§ Short problem: Copy the data word for word, from the line containing "section-heading-kesimpulan: IV. KESIMPULAN" through the line containing "author-line bbox=[0, 165, 768, 184]", including both of those lines.
___ Excerpted data ___
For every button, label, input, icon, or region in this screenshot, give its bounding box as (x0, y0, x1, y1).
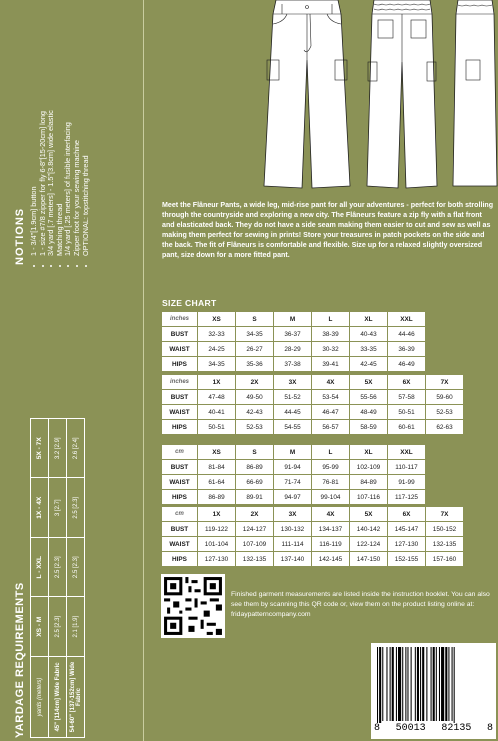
size-header: 2X (236, 507, 274, 522)
barcode-digit: 50013 (395, 723, 426, 734)
barcode-digit: 8 (374, 723, 381, 734)
size-header: 1X (198, 507, 236, 522)
size-cell: 40-43 (350, 327, 388, 342)
size-cell: 53-54 (312, 390, 350, 405)
size-cell: 140-142 (350, 522, 388, 537)
yardage-col-header: XS - M (31, 597, 49, 656)
size-table-inches-plus (161, 374, 464, 435)
yardage-row (67, 419, 85, 738)
size-row-label: HIPS (162, 552, 198, 567)
size-cell: 117-125 (388, 490, 426, 505)
size-cell: 110-117 (388, 460, 426, 475)
qr-code-icon (161, 574, 225, 638)
size-cell: 111-114 (274, 537, 312, 552)
size-table-cm-std (161, 444, 426, 505)
size-row-label: BUST (162, 460, 198, 475)
size-cell: 134-137 (312, 522, 350, 537)
size-cell: 94-97 (274, 490, 312, 505)
yardage-row-label: 54-60" [137-152cm] Wide Fabric (67, 656, 85, 737)
size-header: XS (198, 445, 236, 460)
size-cell: 28-29 (274, 342, 312, 357)
size-row-label: HIPS (162, 357, 198, 372)
size-cell: 51-52 (274, 390, 312, 405)
size-unit: cm (162, 445, 198, 460)
size-cell: 48-49 (350, 405, 388, 420)
size-cell: 116-119 (312, 537, 350, 552)
size-cell: 91-94 (274, 460, 312, 475)
product-description: Meet the Flâneur Pants, a wide leg, mid-rise pant for all your adventures - perfect for both strolling through the countryside and exploring a new city. The Flâneurs feature a zip fly with a flat front and elasticated back. They do not have a side seam making them easier to cut and sew as well as making them perfect for sewing in prints! Store your treasures in patch pockets on the side and the back. The fit of Flâneurs is comfortable and flexible. Size up for a relaxed slightly oversized pant, size down for a more fitted pant. (162, 201, 494, 259)
yardage-unit-label: yards (meters) (31, 656, 49, 737)
size-header: 2X (236, 375, 274, 390)
size-row (162, 357, 426, 372)
size-cell: 99-104 (312, 490, 350, 505)
size-cell: 107-109 (236, 537, 274, 552)
size-row (162, 342, 426, 357)
size-cell: 84-89 (350, 475, 388, 490)
size-cell: 147-150 (350, 552, 388, 567)
size-cell: 32-33 (198, 327, 236, 342)
size-row (162, 490, 426, 505)
size-cell: 86-89 (198, 490, 236, 505)
size-header: L (312, 445, 350, 460)
pants-side-drawing (450, 0, 498, 192)
pants-front-drawing (262, 0, 352, 192)
size-cell: 62-63 (426, 420, 464, 435)
barcode-digit: 8 (486, 723, 493, 734)
size-cell: 33-35 (350, 342, 388, 357)
yardage-cell: 2.5 [2.3] (67, 478, 85, 537)
size-cell: 145-147 (388, 522, 426, 537)
size-header: M (274, 445, 312, 460)
notions-title: NOTIONS (14, 207, 26, 265)
size-cell: 76-81 (312, 475, 350, 490)
size-cell: 38-39 (312, 327, 350, 342)
barcode-digit: 82135 (441, 723, 472, 734)
size-header: M (274, 312, 312, 327)
size-cell: 50-51 (388, 405, 426, 420)
size-cell: 44-46 (388, 327, 426, 342)
size-header: XXL (388, 445, 426, 460)
size-cell: 119-122 (198, 522, 236, 537)
size-cell: 37-38 (274, 357, 312, 372)
size-unit: inches (162, 375, 198, 390)
size-cell: 81-84 (198, 460, 236, 475)
notion-item: • OPTIONAL: topstitching thread (82, 5, 91, 256)
pants-back-drawing (366, 0, 438, 192)
notion-item: • 3/4 yard [.7 meters] - 1.5"[3.8cm] wide elastic (47, 5, 56, 256)
size-cell: 107-116 (350, 490, 388, 505)
size-header: XL (350, 312, 388, 327)
size-cell: 42-43 (236, 405, 274, 420)
size-cell: 142-145 (312, 552, 350, 567)
size-cell: 152-155 (388, 552, 426, 567)
yardage-cell: 2.1 [1.9] (67, 597, 85, 656)
notion-item: • Zipper foot for your sewing machine (73, 5, 82, 256)
notion-item: • 1/4 yard [.25 meters] of fusible interfacing (64, 5, 73, 256)
yardage-title: YARDAGE REQUIREMENTS (14, 582, 26, 738)
yardage-col-header: L - XXL (31, 537, 49, 597)
size-unit: inches (162, 312, 198, 327)
qr-note: Finished garment measurements are listed inside the instruction booklet. You can also see them by scanning this QR code or, view them on the product listing online at: fridaypatterncompany.com (231, 591, 490, 618)
size-cell: 89-91 (236, 490, 274, 505)
size-row-label: WAIST (162, 405, 198, 420)
size-row-label: HIPS (162, 420, 198, 435)
size-row-label: BUST (162, 522, 198, 537)
size-row-label: WAIST (162, 342, 198, 357)
size-cell: 127-130 (198, 552, 236, 567)
size-cell: 47-48 (198, 390, 236, 405)
size-row-label: BUST (162, 390, 198, 405)
size-header: XS (198, 312, 236, 327)
size-row (162, 475, 426, 490)
size-table-cm-plus (161, 506, 464, 567)
size-header: 4X (312, 507, 350, 522)
yardage-row (49, 419, 67, 738)
yardage-cell: 2.5 [2.3] (67, 537, 85, 597)
size-header: 5X (350, 375, 388, 390)
size-row (162, 537, 464, 552)
size-cell: 40-41 (198, 405, 236, 420)
size-row (162, 390, 464, 405)
yardage-col-header: 1X - 4X (31, 478, 49, 537)
yardage-cell: 2.5 [2.3] (49, 597, 67, 656)
size-cell: 24-25 (198, 342, 236, 357)
size-cell: 46-49 (388, 357, 426, 372)
size-cell: 26-27 (236, 342, 274, 357)
size-header: L (312, 312, 350, 327)
size-cell: 91-99 (388, 475, 426, 490)
size-header: 1X (198, 375, 236, 390)
size-cell: 55-56 (350, 390, 388, 405)
notions-list (30, 5, 90, 265)
size-header: 6X (388, 375, 426, 390)
size-cell: 150-152 (426, 522, 464, 537)
size-cell: 46-47 (312, 405, 350, 420)
size-header: S (236, 445, 274, 460)
size-cell: 34-35 (198, 357, 236, 372)
notion-item: • 1 - size #7/8 zipper for fly 6-8"[15-20cm] long (39, 5, 48, 256)
yardage-cell: 3.2 [2.9] (49, 419, 67, 479)
size-cell: 71-74 (274, 475, 312, 490)
qr-code[interactable] (161, 574, 225, 638)
size-cell: 66-69 (236, 475, 274, 490)
size-header: 6X (388, 507, 426, 522)
size-row-label: HIPS (162, 490, 198, 505)
size-cell: 86-89 (236, 460, 274, 475)
size-header: 7X (426, 507, 464, 522)
size-cell: 132-135 (426, 537, 464, 552)
size-header: XXL (388, 312, 426, 327)
size-row (162, 420, 464, 435)
size-header: XL (350, 445, 388, 460)
size-header: 5X (350, 507, 388, 522)
size-cell: 52-53 (236, 420, 274, 435)
size-cell: 58-59 (350, 420, 388, 435)
yardage-cell: 2.6 [2.4] (67, 419, 85, 479)
yardage-table (30, 418, 85, 738)
notion-item: • Matching thread (56, 5, 65, 256)
size-cell: 122-124 (350, 537, 388, 552)
yardage-col-header: 5X - 7X (31, 419, 49, 479)
size-chart-title: SIZE CHART (162, 298, 217, 308)
size-cell: 54-55 (274, 420, 312, 435)
size-cell: 35-36 (236, 357, 274, 372)
size-cell: 130-132 (274, 522, 312, 537)
barcode-number (371, 723, 496, 734)
size-cell: 42-45 (350, 357, 388, 372)
size-unit: cm (162, 507, 198, 522)
size-cell: 39-41 (312, 357, 350, 372)
size-cell: 101-104 (198, 537, 236, 552)
size-cell: 49-50 (236, 390, 274, 405)
size-cell: 36-37 (274, 327, 312, 342)
size-row-label: WAIST (162, 475, 198, 490)
size-cell: 34-35 (236, 327, 274, 342)
size-cell: 61-64 (198, 475, 236, 490)
size-row (162, 405, 464, 420)
size-cell: 44-45 (274, 405, 312, 420)
notion-item: • 1 - 3/4"[1.9cm] button (30, 5, 39, 256)
size-cell: 52-53 (426, 405, 464, 420)
size-row-label: BUST (162, 327, 198, 342)
size-row (162, 460, 426, 475)
size-header: 4X (312, 375, 350, 390)
barcode-bars-icon (371, 643, 496, 723)
size-header: S (236, 312, 274, 327)
size-cell: 50-51 (198, 420, 236, 435)
size-cell: 124-127 (236, 522, 274, 537)
size-cell: 132-135 (236, 552, 274, 567)
size-row (162, 522, 464, 537)
yardage-cell: 3 [2.7] (49, 478, 67, 537)
column-divider (143, 0, 144, 741)
size-cell: 60-61 (388, 420, 426, 435)
size-table-inches-std (161, 311, 426, 372)
size-header: 3X (274, 375, 312, 390)
size-cell: 137-140 (274, 552, 312, 567)
yardage-section (14, 418, 85, 738)
yardage-cell: 2.5 [2.3] (49, 537, 67, 597)
yardage-row-label: 45" [114cm] Wide Fabric (49, 656, 67, 737)
size-header: 7X (426, 375, 464, 390)
size-cell: 56-57 (312, 420, 350, 435)
size-cell: 95-99 (312, 460, 350, 475)
size-cell: 57-58 (388, 390, 426, 405)
notions-section (14, 5, 90, 265)
barcode (371, 643, 496, 739)
size-cell: 30-32 (312, 342, 350, 357)
size-row-label: WAIST (162, 537, 198, 552)
size-cell: 36-39 (388, 342, 426, 357)
size-row (162, 552, 464, 567)
size-row (162, 327, 426, 342)
size-cell: 127-130 (388, 537, 426, 552)
size-cell: 157-160 (426, 552, 464, 567)
size-cell: 59-60 (426, 390, 464, 405)
size-cell: 102-109 (350, 460, 388, 475)
size-header: 3X (274, 507, 312, 522)
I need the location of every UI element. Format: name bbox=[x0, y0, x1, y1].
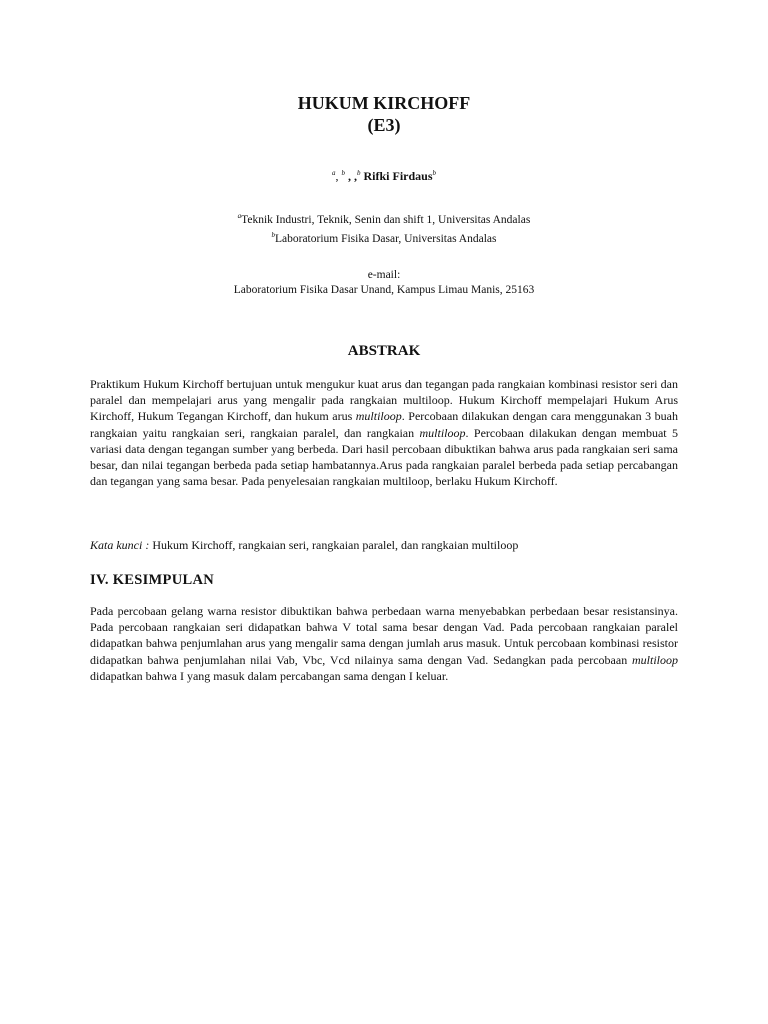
section-heading-kesimpulan: IV. KESIMPULAN bbox=[90, 572, 214, 588]
email-label: e-mail: bbox=[367, 269, 401, 281]
affiliation-a-text: Teknik Industri, Teknik, Senin dan shift 1, Universitas Andalas bbox=[241, 213, 531, 226]
author-line bbox=[0, 165, 768, 184]
conclusion-text-1: Pada percobaan gelang warna resistor dibuktikan bahwa perbedaan warna menyebabkan perbedaan besar resistansinya. Pada percobaan rangkaian seri didapatkan bahwa V total sama besar dengan Vad. Pada percobaan rangkaian paralel didapatkan bahwa penjumlahan arus yang mengalir sama dengan jumlah arus masuk. Untuk percobaan kombinasi resistor didapatkan bahwa penjumlahan nilai Vab, Vbc, Vcd nilainya sama dengan Vad. Sedangkan pada percobaan bbox=[90, 604, 678, 667]
title-line-1: HUKUM KIRCHOFF bbox=[297, 93, 471, 113]
conclusion-italic-1: multiloop bbox=[631, 652, 678, 667]
title-line-2: (E3) bbox=[367, 115, 401, 135]
abstract-italic-1: multiloop bbox=[355, 409, 402, 424]
abstract-body bbox=[90, 376, 678, 489]
author-sup-3: b bbox=[356, 169, 361, 177]
author-sup-4: b bbox=[432, 169, 436, 177]
address-text: Laboratorium Fisika Dasar Unand, Kampus Limau Manis, 25163 bbox=[233, 284, 535, 296]
abstract-text-2: . Percobaan dilakukan dengan cara menggunakan 3 buah rangkaian yaitu rangkaian seri, rangkaian paralel, dan rangkaian bbox=[90, 409, 678, 440]
author-name: Rifki Firdaus bbox=[360, 169, 433, 183]
affiliation-b bbox=[0, 228, 768, 247]
keywords-text: Hukum Kirchoff, rangkaian seri, rangkaian paralel, dan rangkaian multiloop bbox=[149, 538, 519, 552]
keywords-label: Kata kunci : bbox=[90, 538, 150, 552]
author-sup-1: a bbox=[331, 169, 336, 177]
author-sup-2: b bbox=[341, 169, 345, 177]
document-title bbox=[0, 92, 768, 136]
author-separator-2: , , bbox=[344, 169, 357, 183]
abstract-text-1: Praktikum Hukum Kirchoff bertujuan untuk mengukur kuat arus dan tegangan pada rangkaian kombinasi resistor seri dan paralel dan mempelajari arus yang mengalir pada rangkaian multiloop. Hukum Kirchoff mempelajari Hukum Arus Kirchoff, Hukum Tegangan Kirchoff, dan hukum arus bbox=[90, 377, 678, 424]
conclusion-text-2: didapatkan bahwa I yang masuk dalam percabangan sama dengan I keluar. bbox=[90, 668, 449, 683]
affiliation-b-sup: b bbox=[271, 230, 275, 239]
affiliations bbox=[0, 209, 768, 247]
conclusion-body bbox=[90, 603, 678, 684]
affiliation-a-sup: a bbox=[237, 212, 242, 220]
affiliation-a bbox=[0, 209, 768, 228]
abstract-text-3: . Percobaan dilakukan dengan membuat 5 variasi data dengan tegangan sumber yang berbeda. Dari hasil percobaan dibuktikan bahwa arus pada rangkaian seri sama besar, dan nilai tegangan berbeda pada setiap hambatannya.Arus pada rangkaian paralel berbeda pada setiap percabangan dan tegangan yang sama besar. Pada penyelesaian rangkaian multiloop, berlaku Hukum Kirchoff. bbox=[90, 425, 678, 489]
affiliation-b-text: Laboratorium Fisika Dasar, Universitas Andalas bbox=[274, 232, 497, 245]
abstract-italic-2: multiloop bbox=[419, 425, 466, 440]
contact-block bbox=[0, 268, 768, 298]
abstract-heading: ABSTRAK bbox=[347, 343, 421, 359]
author-separator-1: , bbox=[335, 169, 342, 183]
keywords-line bbox=[90, 537, 678, 553]
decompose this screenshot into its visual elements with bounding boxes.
___
§ The response:
section-heading-kesimpulan: IV. KESIMPULAN bbox=[90, 572, 214, 588]
email-label: e-mail: bbox=[367, 269, 401, 281]
affiliation-a-text: Teknik Industri, Teknik, Senin dan shift 1, Universitas Andalas bbox=[241, 213, 531, 226]
author-line bbox=[0, 165, 768, 184]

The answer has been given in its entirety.